Work to complete: Look through the data below and report how many lines include "note". Only the number should be given.

--- BEGIN Task data ---

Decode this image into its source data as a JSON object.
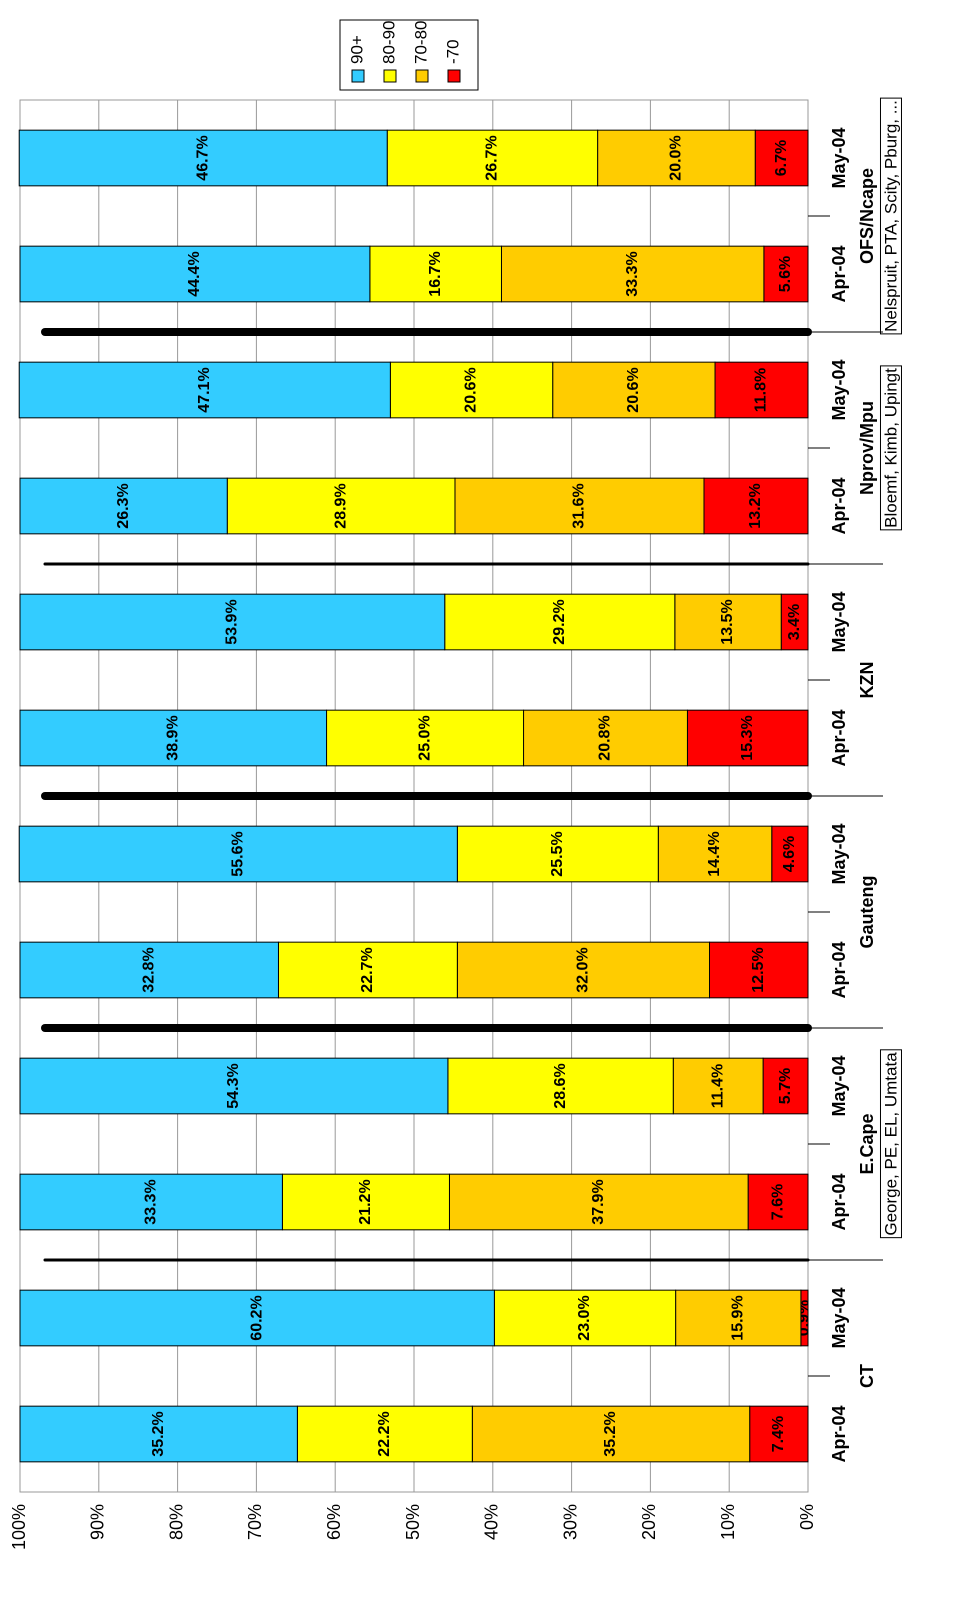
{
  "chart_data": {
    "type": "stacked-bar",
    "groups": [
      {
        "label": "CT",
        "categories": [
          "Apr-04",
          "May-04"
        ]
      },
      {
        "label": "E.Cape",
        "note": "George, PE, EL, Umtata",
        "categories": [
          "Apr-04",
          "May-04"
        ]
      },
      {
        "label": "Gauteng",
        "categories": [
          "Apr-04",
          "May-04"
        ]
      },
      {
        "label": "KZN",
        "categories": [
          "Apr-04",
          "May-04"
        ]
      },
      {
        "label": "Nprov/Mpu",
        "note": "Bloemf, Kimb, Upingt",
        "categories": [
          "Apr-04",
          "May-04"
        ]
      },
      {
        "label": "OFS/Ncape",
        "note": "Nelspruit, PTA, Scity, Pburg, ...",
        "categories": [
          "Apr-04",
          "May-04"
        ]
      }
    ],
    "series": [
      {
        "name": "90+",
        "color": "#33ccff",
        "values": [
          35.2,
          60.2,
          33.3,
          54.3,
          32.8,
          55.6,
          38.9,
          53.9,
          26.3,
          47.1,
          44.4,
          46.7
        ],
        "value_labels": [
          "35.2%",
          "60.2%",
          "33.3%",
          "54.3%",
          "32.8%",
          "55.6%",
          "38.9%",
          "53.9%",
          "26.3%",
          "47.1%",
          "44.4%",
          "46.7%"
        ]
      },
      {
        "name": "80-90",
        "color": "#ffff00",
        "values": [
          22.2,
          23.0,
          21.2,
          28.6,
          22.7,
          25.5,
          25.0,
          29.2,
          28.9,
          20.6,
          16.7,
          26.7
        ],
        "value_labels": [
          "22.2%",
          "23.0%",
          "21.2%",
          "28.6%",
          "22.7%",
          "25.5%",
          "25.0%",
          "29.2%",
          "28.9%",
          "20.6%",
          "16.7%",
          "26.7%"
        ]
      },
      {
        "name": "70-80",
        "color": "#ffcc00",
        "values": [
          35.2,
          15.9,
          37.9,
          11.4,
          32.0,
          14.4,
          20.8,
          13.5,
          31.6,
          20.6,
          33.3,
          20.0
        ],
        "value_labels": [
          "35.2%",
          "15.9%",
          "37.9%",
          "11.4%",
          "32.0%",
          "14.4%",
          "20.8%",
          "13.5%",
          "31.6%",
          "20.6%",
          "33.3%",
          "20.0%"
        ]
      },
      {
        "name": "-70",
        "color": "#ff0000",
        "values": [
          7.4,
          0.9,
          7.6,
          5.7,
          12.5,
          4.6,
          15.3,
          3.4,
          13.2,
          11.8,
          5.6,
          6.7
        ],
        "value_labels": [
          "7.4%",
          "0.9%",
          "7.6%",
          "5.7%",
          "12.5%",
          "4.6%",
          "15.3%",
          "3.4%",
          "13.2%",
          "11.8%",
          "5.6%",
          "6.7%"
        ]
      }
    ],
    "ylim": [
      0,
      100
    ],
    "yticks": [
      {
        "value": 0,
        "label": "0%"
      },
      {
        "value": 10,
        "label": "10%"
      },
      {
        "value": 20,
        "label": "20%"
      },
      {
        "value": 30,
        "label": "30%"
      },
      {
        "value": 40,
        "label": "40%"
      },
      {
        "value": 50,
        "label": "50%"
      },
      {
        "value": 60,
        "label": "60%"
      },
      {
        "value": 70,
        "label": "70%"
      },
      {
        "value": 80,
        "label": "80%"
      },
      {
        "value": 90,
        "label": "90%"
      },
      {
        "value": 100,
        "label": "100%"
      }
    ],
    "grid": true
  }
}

--- END Task data ---

Exercise solution: 3